Copy out every record precisely.

◆ PROVIDED RECORDS ◆
══════════════════════════════
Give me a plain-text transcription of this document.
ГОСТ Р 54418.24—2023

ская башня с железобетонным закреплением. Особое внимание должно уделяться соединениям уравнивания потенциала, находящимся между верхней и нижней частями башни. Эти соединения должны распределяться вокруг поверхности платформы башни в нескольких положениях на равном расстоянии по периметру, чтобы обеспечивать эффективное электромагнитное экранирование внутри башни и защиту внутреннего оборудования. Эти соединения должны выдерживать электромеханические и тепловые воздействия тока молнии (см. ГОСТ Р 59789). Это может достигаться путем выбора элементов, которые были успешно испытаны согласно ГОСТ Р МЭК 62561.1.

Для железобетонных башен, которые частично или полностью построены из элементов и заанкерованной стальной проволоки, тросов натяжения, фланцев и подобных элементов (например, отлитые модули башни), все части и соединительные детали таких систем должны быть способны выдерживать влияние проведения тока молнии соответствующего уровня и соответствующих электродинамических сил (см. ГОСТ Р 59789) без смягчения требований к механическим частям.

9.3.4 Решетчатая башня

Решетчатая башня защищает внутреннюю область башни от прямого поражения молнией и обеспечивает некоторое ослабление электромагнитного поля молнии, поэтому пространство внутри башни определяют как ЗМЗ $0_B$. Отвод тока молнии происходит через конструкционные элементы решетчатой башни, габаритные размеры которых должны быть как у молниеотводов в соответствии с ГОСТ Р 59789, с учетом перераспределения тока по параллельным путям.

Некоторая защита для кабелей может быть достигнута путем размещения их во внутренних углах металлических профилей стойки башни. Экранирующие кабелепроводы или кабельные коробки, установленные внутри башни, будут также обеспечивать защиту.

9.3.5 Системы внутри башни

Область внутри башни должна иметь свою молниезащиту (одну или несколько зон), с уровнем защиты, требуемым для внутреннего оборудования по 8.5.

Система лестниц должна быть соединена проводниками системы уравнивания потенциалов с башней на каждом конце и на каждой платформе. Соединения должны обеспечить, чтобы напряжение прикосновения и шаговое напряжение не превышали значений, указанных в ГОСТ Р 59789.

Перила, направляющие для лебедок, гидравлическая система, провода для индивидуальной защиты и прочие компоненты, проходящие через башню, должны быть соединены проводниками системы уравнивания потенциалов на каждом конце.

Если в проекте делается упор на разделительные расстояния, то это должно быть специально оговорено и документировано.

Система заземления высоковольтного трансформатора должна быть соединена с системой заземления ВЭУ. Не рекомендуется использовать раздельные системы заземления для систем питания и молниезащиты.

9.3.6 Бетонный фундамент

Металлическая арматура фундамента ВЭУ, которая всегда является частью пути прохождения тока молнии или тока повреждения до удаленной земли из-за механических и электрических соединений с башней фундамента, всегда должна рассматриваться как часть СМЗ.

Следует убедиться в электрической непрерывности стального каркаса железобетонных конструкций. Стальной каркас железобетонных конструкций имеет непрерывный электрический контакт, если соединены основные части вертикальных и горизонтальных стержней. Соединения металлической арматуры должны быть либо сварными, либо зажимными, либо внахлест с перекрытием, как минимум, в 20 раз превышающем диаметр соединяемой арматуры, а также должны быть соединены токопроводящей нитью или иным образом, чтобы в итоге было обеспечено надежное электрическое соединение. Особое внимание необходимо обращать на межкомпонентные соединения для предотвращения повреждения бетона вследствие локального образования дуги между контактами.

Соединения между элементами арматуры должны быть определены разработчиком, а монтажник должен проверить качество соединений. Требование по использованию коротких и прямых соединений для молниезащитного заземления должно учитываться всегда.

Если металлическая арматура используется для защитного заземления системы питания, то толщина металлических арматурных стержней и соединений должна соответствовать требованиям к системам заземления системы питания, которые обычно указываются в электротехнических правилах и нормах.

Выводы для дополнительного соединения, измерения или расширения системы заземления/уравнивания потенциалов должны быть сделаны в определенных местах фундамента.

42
══════════════════════════════
◆ RESPONSE ◆
Give me a plain-text transcription of this document.
ГОСТ Р 54418.24—2023

ская башня с железобетонным закреплением. Особое внимание должно уделяться соединениям уравнивания потенциала, находящимся между верхней и нижней частями башни. Эти соединения должны распределяться вокруг поверхности платформы башни в нескольких положениях на равном расстоянии по периметру, чтобы обеспечивать эффективное электромагнитное экранирование внутри башни и защиту внутреннего оборудования. Эти соединения должны выдерживать электромеханические и тепловые воздействия тока молнии (см. ГОСТ Р 59789). Это может достигаться путем выбора элементов, которые были успешно испытаны согласно ГОСТ Р МЭК 62561.1.

Для железобетонных башен, которые частично или полностью построены из элементов и заанкерованной стальной проволоки, тросов натяжения, фланцев и подобных элементов (например, отлитые модули башни), все части и соединительные детали таких систем должны быть способны выдерживать влияние проведения тока молнии соответствующего уровня и соответствующих электродинамических сил (см. ГОСТ Р 59789) без смягчения требований к механическим частям.

9.3.4 Решетчатая башня

Решетчатая башня защищает внутреннюю область башни от прямого поражения молнией и обеспечивает некоторое ослабление электромагнитного поля молнии, поэтому пространство внутри башни определяют как ЗМЗ $0_B$. Отвод тока молнии происходит через конструкционные элементы решетчатой башни, габаритные размеры которых должны быть как у молниеотводов в соответствии с ГОСТ Р 59789, с учетом перераспределения тока по параллельным путям.

Некоторая защита для кабелей может быть достигнута путем размещения их во внутренних углах металлических профилей стойки башни. Экранирующие кабелепроводы или кабельные коробки, установленные внутри башни, будут также обеспечивать защиту.

9.3.5 Системы внутри башни

Область внутри башни должна иметь свою молниезащиту (одну или несколько зон), с уровнем защиты, требуемым для внутреннего оборудования по 8.5.

Система лестниц должна быть соединена проводниками системы уравнивания потенциалов с башней на каждом конце и на каждой платформе. Соединения должны обеспечить, чтобы напряжение прикосновения и шаговое напряжение не превышали значений, указанных в ГОСТ Р 59789.

Перила, направляющие для лебедок, гидравлическая система, провода для индивидуальной защиты и прочие компоненты, проходящие через башню, должны быть соединены проводниками системы уравнивания потенциалов на каждом конце.

Если в проекте делается упор на разделительные расстояния, то это должно быть специально оговорено и документировано.

Система заземления высоковольтного трансформатора должна быть соединена с системой заземления ВЭУ. Не рекомендуется использовать раздельные системы заземления для систем питания и молниезащиты.

9.3.6 Бетонный фундамент

Металлическая арматура фундамента ВЭУ, которая всегда является частью пути прохождения тока молнии или тока повреждения до удаленной земли из-за механических и электрических соединений с башней фундамента, всегда должна рассматриваться как часть СМЗ.

Следует убедиться в электрической непрерывности стального каркаса железобетонных конструкций. Стальной каркас железобетонных конструкций имеет непрерывный электрический контакт, если соединены основные части вертикальных и горизонтальных стержней. Соединения металлической арматуры должны быть либо сварными, либо зажимными, либо внахлест с перекрытием, как минимум, в 20 раз превышающем диаметр соединяемой арматуры, а также должны быть соединены токопроводящей нитью или иным образом, чтобы в итоге было обеспечено надежное электрическое соединение. Особое внимание необходимо обращать на межкомпонентные соединения для предотвращения повреждения бетона вследствие локального образования дуги между контактами.

Соединения между элементами арматуры должны быть определены разработчиком, а монтажник должен проверить качество соединений. Требование по использованию коротких и прямых соединений для молниезащитного заземления должно учитываться всегда.

Если металлическая арматура используется для защитного заземления системы питания, то толщина металлических арматурных стержней и соединений должна соответствовать требованиям к системам заземления системы питания, которые обычно указываются в электротехнических правилах и нормах.

Выводы для дополнительного соединения, измерения или расширения системы заземления/уравнивания потенциалов должны быть сделаны в определенных местах фундамента.

42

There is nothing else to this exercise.